**Description of the task**
Pick out and copy every line below that has the word "Nguyễn".

**Data records**
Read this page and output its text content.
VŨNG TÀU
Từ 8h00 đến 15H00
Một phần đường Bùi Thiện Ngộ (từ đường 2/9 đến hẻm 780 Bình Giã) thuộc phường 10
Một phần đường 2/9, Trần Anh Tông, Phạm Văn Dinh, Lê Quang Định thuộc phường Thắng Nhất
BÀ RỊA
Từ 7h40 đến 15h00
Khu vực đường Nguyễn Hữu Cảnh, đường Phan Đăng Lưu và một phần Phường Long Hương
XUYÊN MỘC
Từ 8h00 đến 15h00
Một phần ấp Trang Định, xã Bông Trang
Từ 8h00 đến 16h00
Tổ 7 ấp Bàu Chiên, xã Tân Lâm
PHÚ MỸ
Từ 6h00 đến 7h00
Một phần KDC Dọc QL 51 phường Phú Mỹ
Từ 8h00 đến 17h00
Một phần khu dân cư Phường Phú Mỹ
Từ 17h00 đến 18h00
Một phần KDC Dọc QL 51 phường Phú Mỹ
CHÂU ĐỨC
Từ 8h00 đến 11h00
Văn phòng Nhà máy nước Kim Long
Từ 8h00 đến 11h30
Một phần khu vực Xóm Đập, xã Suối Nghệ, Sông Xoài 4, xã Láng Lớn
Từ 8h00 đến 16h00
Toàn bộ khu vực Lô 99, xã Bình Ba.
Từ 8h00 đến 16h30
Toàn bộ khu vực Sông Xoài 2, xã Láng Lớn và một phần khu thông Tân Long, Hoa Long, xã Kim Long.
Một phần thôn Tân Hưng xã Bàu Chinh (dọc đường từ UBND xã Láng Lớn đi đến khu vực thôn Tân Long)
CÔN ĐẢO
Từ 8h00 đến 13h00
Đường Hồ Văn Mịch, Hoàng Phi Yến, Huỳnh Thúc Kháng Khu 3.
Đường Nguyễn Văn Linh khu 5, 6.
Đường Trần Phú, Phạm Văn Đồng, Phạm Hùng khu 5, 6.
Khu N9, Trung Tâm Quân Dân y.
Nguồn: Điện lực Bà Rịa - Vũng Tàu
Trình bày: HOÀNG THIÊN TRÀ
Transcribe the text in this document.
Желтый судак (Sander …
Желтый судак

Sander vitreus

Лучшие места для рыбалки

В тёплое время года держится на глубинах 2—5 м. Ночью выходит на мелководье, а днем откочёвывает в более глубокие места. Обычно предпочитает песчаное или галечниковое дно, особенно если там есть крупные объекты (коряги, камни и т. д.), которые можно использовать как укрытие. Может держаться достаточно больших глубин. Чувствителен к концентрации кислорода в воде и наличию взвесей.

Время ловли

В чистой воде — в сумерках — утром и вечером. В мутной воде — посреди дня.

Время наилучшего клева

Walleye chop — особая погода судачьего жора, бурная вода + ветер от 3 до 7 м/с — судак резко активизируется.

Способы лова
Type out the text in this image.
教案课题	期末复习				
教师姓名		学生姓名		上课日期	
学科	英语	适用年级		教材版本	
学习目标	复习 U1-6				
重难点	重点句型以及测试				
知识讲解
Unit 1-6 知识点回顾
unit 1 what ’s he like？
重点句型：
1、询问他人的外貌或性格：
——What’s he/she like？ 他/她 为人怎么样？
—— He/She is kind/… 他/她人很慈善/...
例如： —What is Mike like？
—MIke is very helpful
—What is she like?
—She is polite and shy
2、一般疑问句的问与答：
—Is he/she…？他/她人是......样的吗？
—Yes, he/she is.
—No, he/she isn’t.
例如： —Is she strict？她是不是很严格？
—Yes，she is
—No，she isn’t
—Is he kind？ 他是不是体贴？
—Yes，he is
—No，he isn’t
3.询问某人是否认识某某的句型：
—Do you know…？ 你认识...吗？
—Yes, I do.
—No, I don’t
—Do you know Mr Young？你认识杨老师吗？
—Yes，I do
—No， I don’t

**Exercise result**
Khu vực đường Nguyễn Hữu Cảnh, đường Phan Đăng Lưu và một phần Phường Long Hương
Đường Nguyễn Văn Linh khu 5, 6.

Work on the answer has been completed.